Exercise details: How many lines in these records hold the string "JSON"? State only that number.

Extracted entries:

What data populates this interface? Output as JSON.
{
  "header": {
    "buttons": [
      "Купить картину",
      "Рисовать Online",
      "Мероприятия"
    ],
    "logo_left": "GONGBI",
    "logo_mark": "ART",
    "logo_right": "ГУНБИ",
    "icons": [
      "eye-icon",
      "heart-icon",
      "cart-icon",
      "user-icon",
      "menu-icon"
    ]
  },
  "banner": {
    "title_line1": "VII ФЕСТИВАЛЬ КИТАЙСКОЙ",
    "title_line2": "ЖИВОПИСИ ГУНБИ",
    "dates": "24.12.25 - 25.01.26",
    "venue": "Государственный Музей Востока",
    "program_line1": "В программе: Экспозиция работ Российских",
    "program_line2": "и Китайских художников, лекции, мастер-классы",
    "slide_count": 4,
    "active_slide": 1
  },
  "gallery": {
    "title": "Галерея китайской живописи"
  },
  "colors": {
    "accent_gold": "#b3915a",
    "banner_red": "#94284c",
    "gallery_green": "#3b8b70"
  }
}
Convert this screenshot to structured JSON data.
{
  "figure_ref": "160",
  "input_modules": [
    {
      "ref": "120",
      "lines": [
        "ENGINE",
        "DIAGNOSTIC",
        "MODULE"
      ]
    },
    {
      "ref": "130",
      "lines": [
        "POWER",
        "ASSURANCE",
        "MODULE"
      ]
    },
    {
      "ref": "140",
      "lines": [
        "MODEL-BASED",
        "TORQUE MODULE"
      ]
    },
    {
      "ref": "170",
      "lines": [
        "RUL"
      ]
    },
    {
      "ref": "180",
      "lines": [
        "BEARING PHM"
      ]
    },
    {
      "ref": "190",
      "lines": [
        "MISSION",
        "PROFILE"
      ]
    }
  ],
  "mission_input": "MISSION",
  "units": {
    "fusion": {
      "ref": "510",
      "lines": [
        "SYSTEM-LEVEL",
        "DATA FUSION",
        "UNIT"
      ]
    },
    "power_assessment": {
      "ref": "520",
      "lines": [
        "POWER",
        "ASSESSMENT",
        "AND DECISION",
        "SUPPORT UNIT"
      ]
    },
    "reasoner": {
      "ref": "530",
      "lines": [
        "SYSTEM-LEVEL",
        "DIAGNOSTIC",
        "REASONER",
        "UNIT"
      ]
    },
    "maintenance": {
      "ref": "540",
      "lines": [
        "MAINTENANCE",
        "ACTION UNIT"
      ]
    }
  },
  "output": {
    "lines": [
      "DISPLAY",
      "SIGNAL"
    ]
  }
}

Exercise result: 2